Prompt: Quote the full listing word for word.

Records for this task:
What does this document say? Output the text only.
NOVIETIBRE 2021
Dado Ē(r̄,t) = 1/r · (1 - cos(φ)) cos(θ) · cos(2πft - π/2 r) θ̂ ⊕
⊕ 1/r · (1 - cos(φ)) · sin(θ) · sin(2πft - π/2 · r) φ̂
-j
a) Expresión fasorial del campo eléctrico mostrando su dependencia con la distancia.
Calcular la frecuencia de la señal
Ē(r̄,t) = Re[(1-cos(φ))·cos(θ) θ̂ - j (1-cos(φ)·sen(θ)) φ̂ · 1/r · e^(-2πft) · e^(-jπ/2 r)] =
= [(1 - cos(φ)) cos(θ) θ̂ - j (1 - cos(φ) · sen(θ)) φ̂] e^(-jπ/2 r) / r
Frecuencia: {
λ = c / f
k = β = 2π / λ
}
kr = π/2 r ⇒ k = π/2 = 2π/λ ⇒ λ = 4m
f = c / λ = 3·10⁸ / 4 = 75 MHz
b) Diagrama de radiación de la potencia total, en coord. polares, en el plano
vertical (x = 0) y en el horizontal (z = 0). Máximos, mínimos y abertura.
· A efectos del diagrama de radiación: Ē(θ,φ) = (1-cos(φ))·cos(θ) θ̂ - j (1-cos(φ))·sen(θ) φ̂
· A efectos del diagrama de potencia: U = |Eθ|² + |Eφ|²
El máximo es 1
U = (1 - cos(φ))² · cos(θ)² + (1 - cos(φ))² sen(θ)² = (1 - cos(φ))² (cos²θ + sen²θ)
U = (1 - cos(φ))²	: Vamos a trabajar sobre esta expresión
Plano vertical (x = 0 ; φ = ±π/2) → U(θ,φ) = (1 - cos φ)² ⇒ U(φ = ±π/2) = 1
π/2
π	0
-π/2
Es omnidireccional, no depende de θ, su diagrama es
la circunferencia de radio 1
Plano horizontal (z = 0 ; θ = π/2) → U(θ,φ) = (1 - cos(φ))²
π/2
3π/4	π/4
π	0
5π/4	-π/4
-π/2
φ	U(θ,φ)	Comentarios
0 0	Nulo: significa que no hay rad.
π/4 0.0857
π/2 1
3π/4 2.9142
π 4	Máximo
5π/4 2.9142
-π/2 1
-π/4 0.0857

Solution to this exercise:
What does this document say? Output the text only.
NOVIETIBRE 2021
Dado Ē(r̄,t) = 1/r · (1 - cos(φ)) cos(θ) · cos(2πft - π/2 r) θ̂ ⊕
⊕ 1/r · (1 - cos(φ)) · sin(θ) · sin(2πft - π/2 · r) φ̂
-j
a) Expresión fasorial del campo eléctrico mostrando su dependencia con la distancia.
Calcular la frecuencia de la señal
Ē(r̄,t) = Re[(1-cos(φ))·cos(θ) θ̂ - j (1-cos(φ)·sen(θ)) φ̂ · 1/r · e^(-2πft) · e^(-jπ/2 r)] =
= [(1 - cos(φ)) cos(θ) θ̂ - j (1 - cos(φ) · sen(θ)) φ̂] e^(-jπ/2 r) / r
Frecuencia: {
λ = c / f
k = β = 2π / λ
}
kr = π/2 r ⇒ k = π/2 = 2π/λ ⇒ λ = 4m
f = c / λ = 3·10⁸ / 4 = 75 MHz
b) Diagrama de radiación de la potencia total, en coord. polares, en el plano
vertical (x = 0) y en el horizontal (z = 0). Máximos, mínimos y abertura.
· A efectos del diagrama de radiación: Ē(θ,φ) = (1-cos(φ))·cos(θ) θ̂ - j (1-cos(φ))·sen(θ) φ̂
· A efectos del diagrama de potencia: U = |Eθ|² + |Eφ|²
El máximo es 1
U = (1 - cos(φ))² · cos(θ)² + (1 - cos(φ))² sen(θ)² = (1 - cos(φ))² (cos²θ + sen²θ)
U = (1 - cos(φ))²	: Vamos a trabajar sobre esta expresión
Plano vertical (x = 0 ; φ = ±π/2) → U(θ,φ) = (1 - cos φ)² ⇒ U(φ = ±π/2) = 1
π/2
π	0
-π/2
Es omnidireccional, no depende de θ, su diagrama es
la circunferencia de radio 1
Plano horizontal (z = 0 ; θ = π/2) → U(θ,φ) = (1 - cos(φ))²
π/2
3π/4	π/4
π	0
5π/4	-π/4
-π/2
φ	U(θ,φ)	Comentarios
0 0	Nulo: significa que no hay rad.
π/4 0.0857
π/2 1
3π/4 2.9142
π 4	Máximo
5π/4 2.9142
-π/2 1
-π/4 0.0857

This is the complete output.